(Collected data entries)
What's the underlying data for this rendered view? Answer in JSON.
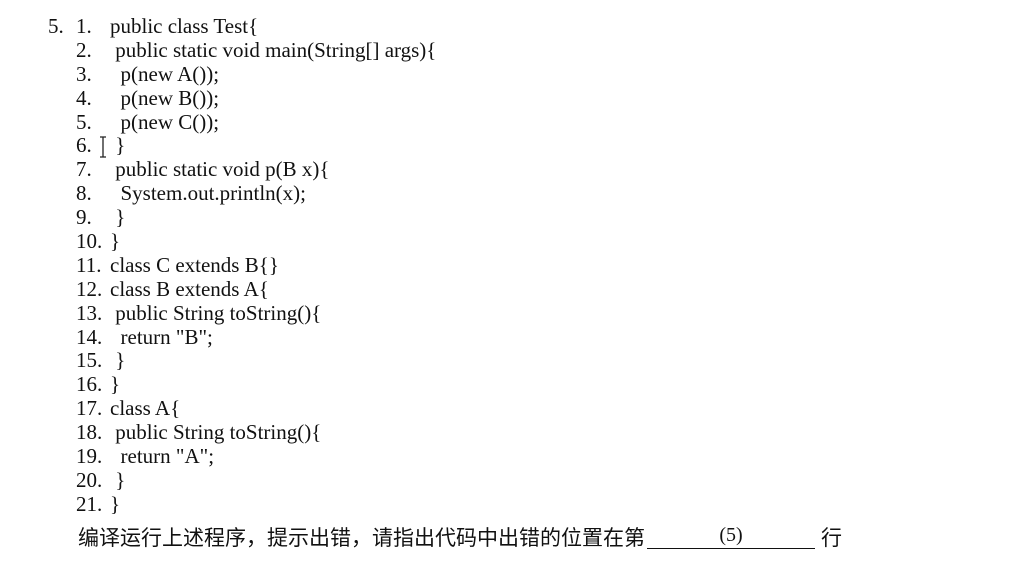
{
  "question": {
    "number": "5.",
    "code_lines": [
      {
        "num": "1.",
        "text": "public class Test{"
      },
      {
        "num": "2.",
        "text": " public static void main(String[] args){"
      },
      {
        "num": "3.",
        "text": "  p(new A());"
      },
      {
        "num": "4.",
        "text": "  p(new B());"
      },
      {
        "num": "5.",
        "text": "  p(new C());"
      },
      {
        "num": "6.",
        "text": " }"
      },
      {
        "num": "7.",
        "text": " public static void p(B x){"
      },
      {
        "num": "8.",
        "text": "  System.out.println(x);"
      },
      {
        "num": "9.",
        "text": " }"
      },
      {
        "num": "10.",
        "text": "}"
      },
      {
        "num": "11.",
        "text": "class C extends B{}"
      },
      {
        "num": "12.",
        "text": "class B extends A{"
      },
      {
        "num": "13.",
        "text": " public String toString(){"
      },
      {
        "num": "14.",
        "text": "  return \"B\";"
      },
      {
        "num": "15.",
        "text": " }"
      },
      {
        "num": "16.",
        "text": "}"
      },
      {
        "num": "17.",
        "text": "class A{"
      },
      {
        "num": "18.",
        "text": " public String toString(){"
      },
      {
        "num": "19.",
        "text": "  return \"A\";"
      },
      {
        "num": "20.",
        "text": " }"
      },
      {
        "num": "21.",
        "text": "}"
      }
    ],
    "prompt_before": "编译运行上述程序，提示出错，请指出代码中出错的位置在第",
    "blank_label": "(5)",
    "prompt_after": "行"
  },
  "cursor_icon": "text-cursor-icon"
}
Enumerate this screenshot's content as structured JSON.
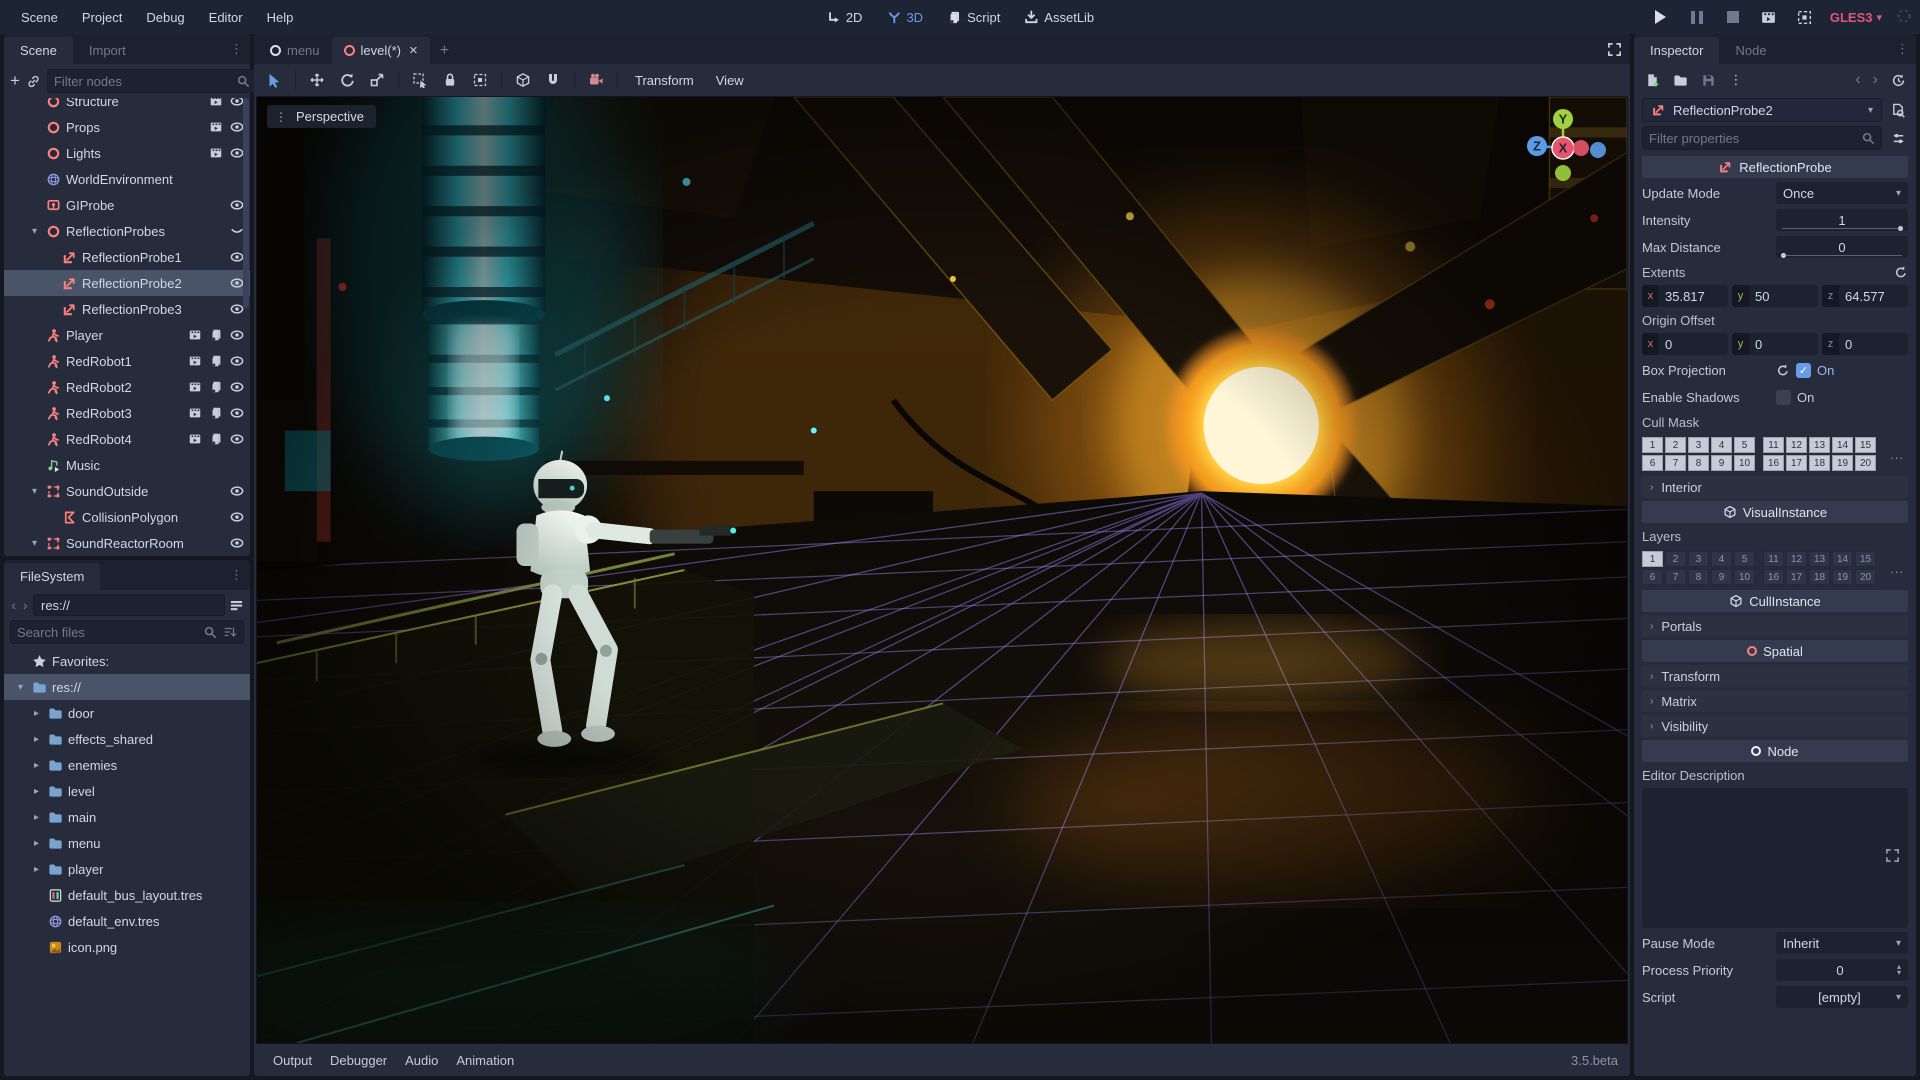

Stated problem. Reply with the number of lines in the material above that contain "public", and nothing more.

Output for this exercise. 5